* GIVEN TASK: Identify the lines bearing the string "values" and gather them.

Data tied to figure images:
>> begin

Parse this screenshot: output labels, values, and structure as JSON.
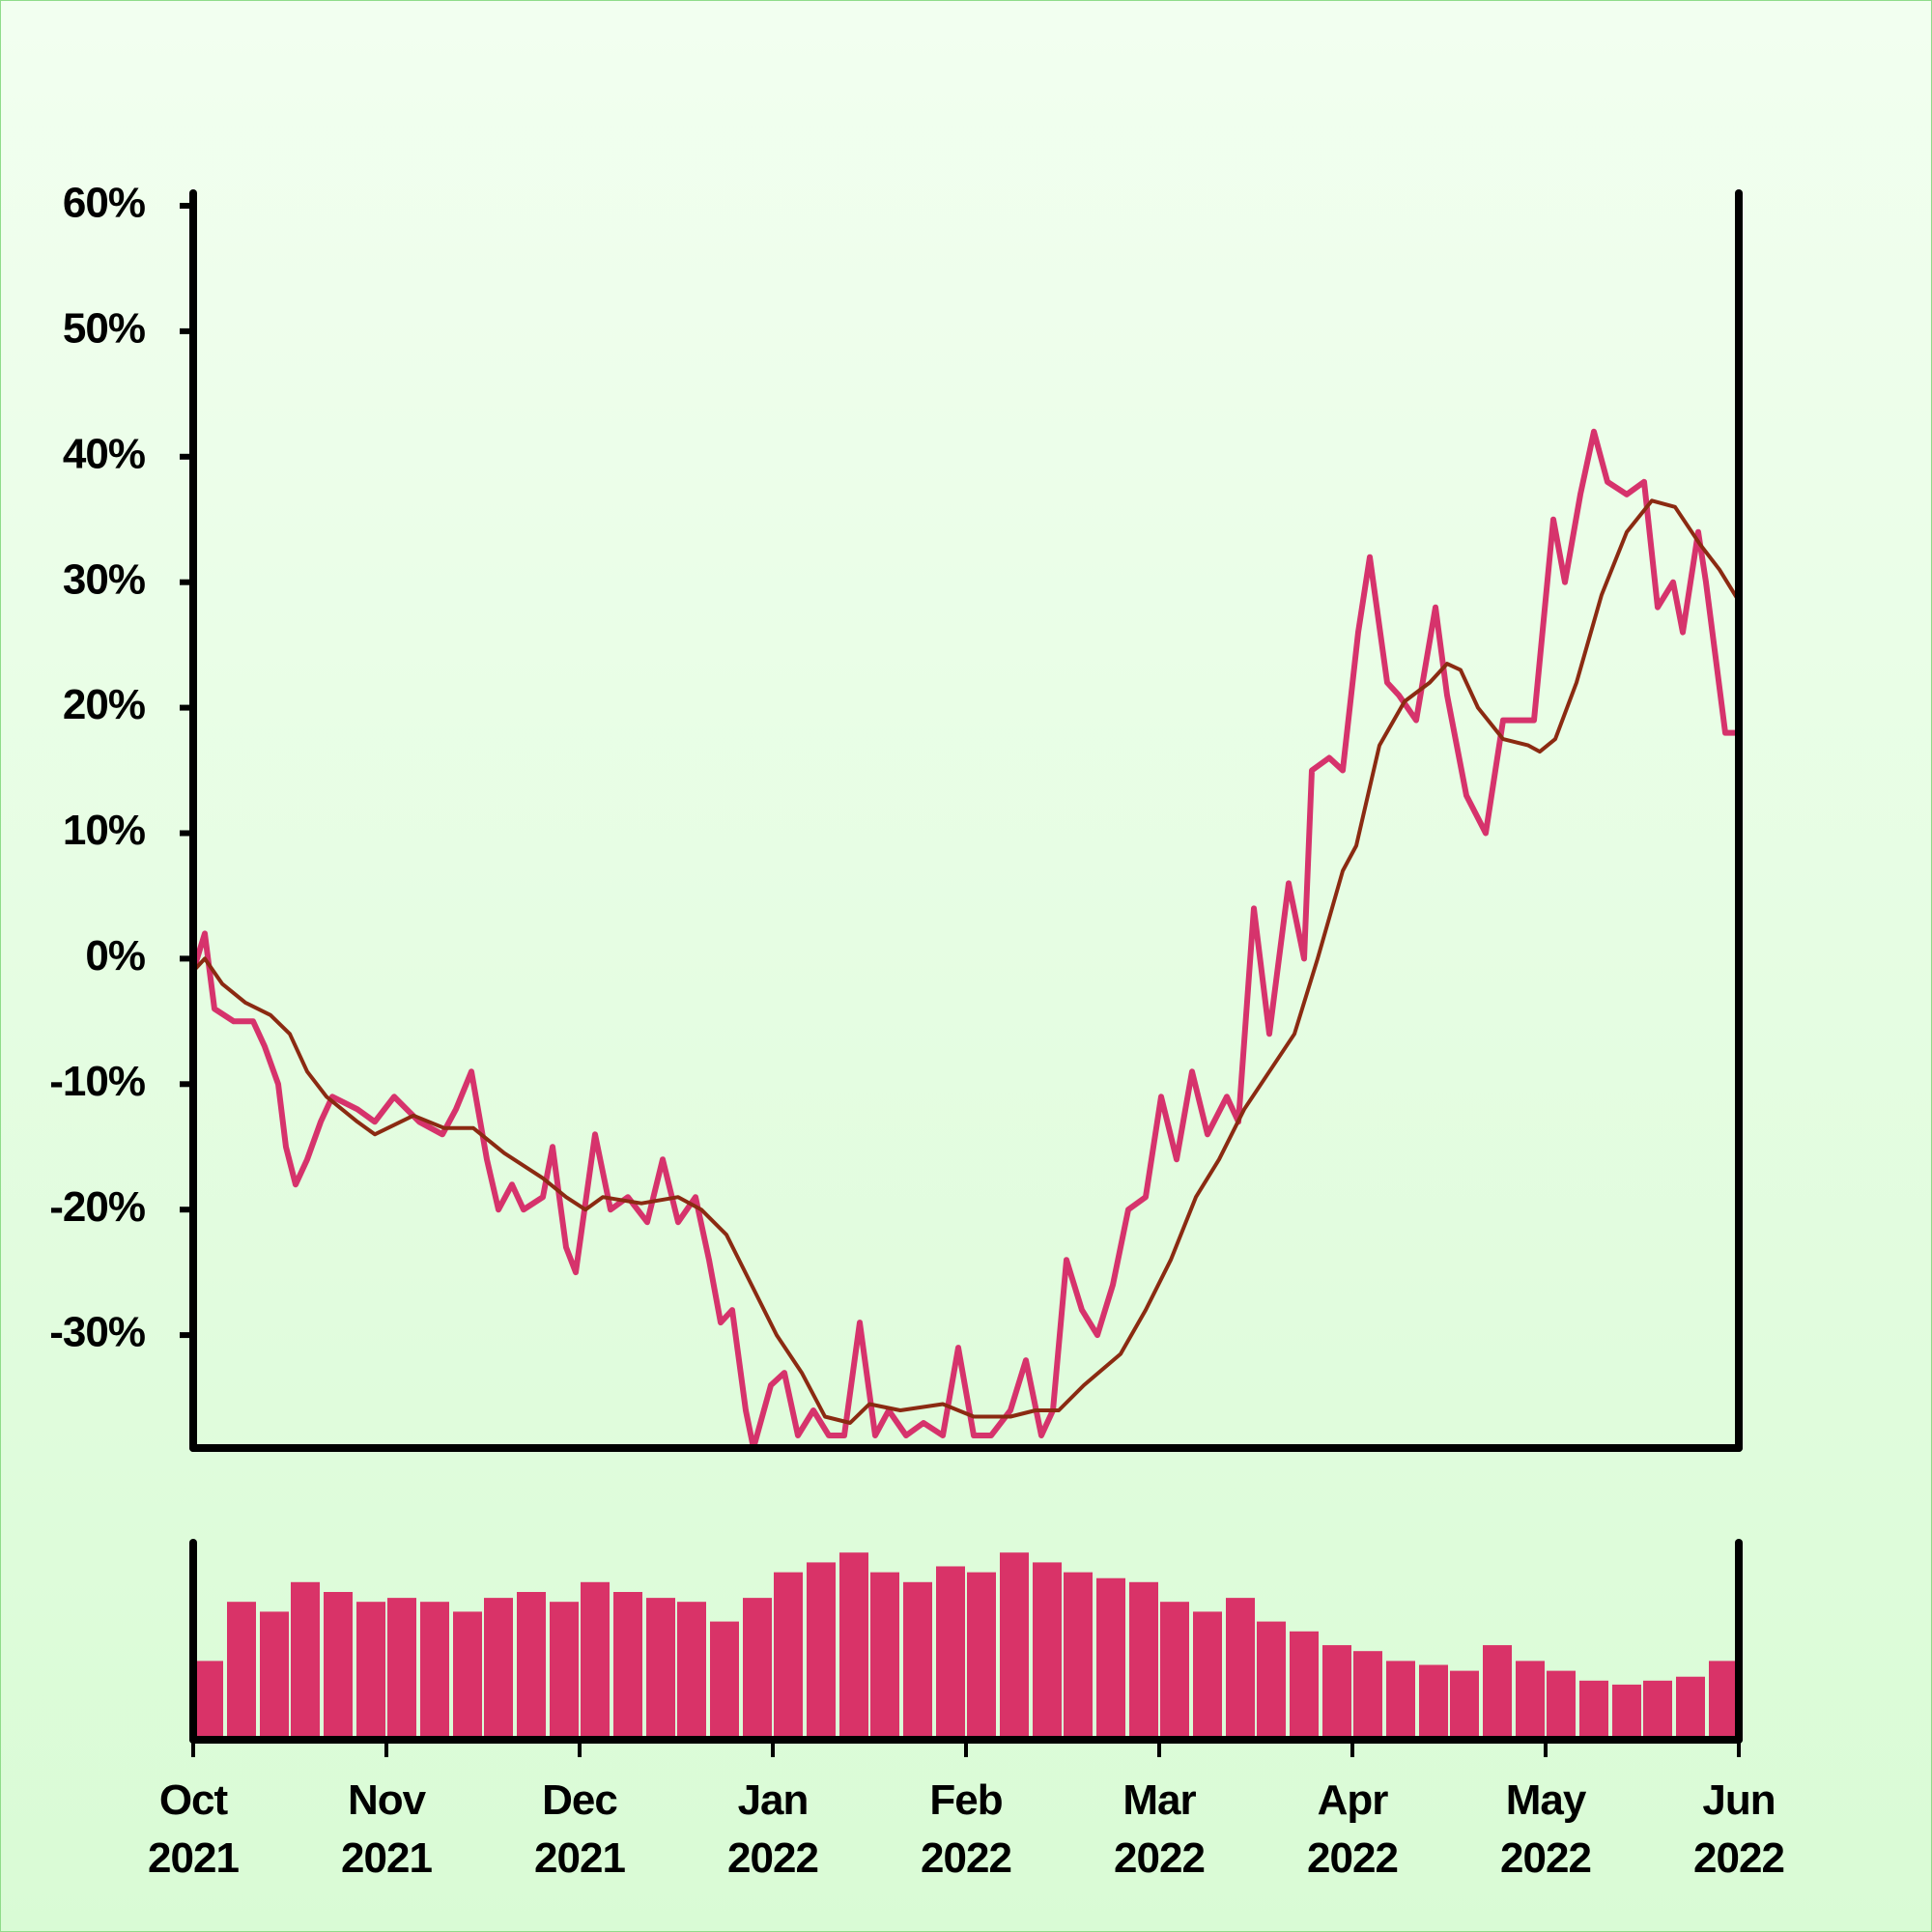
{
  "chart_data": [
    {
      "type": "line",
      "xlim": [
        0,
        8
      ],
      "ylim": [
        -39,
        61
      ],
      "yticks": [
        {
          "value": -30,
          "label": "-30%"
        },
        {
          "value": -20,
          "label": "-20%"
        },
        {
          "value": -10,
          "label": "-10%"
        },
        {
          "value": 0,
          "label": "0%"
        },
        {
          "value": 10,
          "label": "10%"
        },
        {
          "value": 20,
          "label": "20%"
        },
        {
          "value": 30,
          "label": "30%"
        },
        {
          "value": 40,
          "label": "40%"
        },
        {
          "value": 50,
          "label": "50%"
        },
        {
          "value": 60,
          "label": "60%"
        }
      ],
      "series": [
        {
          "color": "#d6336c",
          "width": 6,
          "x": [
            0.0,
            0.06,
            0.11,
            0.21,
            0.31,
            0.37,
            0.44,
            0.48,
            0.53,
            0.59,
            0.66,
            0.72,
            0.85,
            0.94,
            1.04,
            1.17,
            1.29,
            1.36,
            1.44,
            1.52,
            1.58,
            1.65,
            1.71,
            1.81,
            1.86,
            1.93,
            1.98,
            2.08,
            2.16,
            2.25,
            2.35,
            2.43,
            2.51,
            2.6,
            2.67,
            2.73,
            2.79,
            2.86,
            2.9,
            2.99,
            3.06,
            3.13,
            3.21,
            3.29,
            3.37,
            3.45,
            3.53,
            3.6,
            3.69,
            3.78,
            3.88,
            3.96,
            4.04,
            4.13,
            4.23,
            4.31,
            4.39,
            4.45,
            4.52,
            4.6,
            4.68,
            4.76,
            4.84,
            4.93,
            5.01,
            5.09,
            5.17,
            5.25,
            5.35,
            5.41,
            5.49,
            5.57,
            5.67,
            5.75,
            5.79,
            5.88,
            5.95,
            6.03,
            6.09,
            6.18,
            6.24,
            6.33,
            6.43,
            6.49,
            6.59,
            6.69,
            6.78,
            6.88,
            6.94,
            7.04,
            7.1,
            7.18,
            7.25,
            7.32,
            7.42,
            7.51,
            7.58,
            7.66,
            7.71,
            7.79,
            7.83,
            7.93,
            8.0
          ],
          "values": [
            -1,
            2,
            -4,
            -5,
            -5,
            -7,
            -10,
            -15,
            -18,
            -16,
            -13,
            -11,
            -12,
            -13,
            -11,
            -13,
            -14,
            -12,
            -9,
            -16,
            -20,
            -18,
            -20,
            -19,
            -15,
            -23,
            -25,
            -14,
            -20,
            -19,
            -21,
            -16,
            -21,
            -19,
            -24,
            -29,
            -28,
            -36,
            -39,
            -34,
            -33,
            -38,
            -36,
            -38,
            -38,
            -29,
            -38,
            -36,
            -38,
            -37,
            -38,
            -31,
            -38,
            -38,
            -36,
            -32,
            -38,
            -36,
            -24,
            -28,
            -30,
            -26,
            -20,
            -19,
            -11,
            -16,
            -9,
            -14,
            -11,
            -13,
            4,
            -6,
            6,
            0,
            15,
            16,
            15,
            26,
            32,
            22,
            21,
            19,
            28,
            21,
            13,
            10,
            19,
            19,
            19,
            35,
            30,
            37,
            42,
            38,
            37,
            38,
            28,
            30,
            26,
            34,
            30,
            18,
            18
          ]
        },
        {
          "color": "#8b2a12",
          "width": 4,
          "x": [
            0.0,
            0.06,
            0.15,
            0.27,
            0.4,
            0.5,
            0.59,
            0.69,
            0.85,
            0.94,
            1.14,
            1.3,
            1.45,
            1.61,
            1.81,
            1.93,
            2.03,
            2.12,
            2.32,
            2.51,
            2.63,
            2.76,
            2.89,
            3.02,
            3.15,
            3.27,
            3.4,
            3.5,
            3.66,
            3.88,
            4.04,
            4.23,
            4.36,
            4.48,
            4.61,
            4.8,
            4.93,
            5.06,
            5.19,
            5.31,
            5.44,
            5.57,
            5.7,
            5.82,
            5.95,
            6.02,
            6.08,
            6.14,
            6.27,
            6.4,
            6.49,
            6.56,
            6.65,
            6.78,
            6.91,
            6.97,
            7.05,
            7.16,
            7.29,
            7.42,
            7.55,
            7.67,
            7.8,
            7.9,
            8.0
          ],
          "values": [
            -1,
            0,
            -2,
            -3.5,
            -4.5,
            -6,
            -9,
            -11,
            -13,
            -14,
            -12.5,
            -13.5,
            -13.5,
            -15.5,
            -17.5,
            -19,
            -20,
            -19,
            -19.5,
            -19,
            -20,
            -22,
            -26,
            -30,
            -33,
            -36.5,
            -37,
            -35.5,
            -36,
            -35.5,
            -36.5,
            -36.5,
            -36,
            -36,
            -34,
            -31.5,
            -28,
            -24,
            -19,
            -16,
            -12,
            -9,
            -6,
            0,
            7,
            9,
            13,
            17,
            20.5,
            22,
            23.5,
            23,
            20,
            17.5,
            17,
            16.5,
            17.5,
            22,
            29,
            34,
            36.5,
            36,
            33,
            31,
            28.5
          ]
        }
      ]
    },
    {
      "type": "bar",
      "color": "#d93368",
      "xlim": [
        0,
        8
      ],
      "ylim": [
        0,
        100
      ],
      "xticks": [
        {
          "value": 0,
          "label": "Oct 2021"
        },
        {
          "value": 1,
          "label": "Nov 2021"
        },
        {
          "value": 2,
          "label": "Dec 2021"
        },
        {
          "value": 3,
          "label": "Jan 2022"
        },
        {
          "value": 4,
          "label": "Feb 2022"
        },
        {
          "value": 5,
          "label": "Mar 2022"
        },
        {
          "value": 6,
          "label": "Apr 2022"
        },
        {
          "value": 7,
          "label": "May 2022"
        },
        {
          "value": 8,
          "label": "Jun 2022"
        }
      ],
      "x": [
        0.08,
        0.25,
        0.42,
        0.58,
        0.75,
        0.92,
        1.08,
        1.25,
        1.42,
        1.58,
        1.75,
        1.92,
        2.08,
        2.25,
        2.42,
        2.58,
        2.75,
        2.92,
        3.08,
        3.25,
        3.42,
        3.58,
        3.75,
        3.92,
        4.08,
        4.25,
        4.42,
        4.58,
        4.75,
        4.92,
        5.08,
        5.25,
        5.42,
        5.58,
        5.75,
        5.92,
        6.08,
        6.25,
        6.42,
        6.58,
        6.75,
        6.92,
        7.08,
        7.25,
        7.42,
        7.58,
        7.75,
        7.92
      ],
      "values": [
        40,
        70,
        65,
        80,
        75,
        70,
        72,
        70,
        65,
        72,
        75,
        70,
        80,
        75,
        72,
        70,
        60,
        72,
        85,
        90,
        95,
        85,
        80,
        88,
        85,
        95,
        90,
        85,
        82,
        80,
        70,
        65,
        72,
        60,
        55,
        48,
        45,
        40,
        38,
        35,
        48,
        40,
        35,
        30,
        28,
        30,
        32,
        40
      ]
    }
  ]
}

>> end

* FINAL RESULT:
Parse this screenshot: output labels, values, and structure as JSON.
          "values": [
          "values": [
      "values": [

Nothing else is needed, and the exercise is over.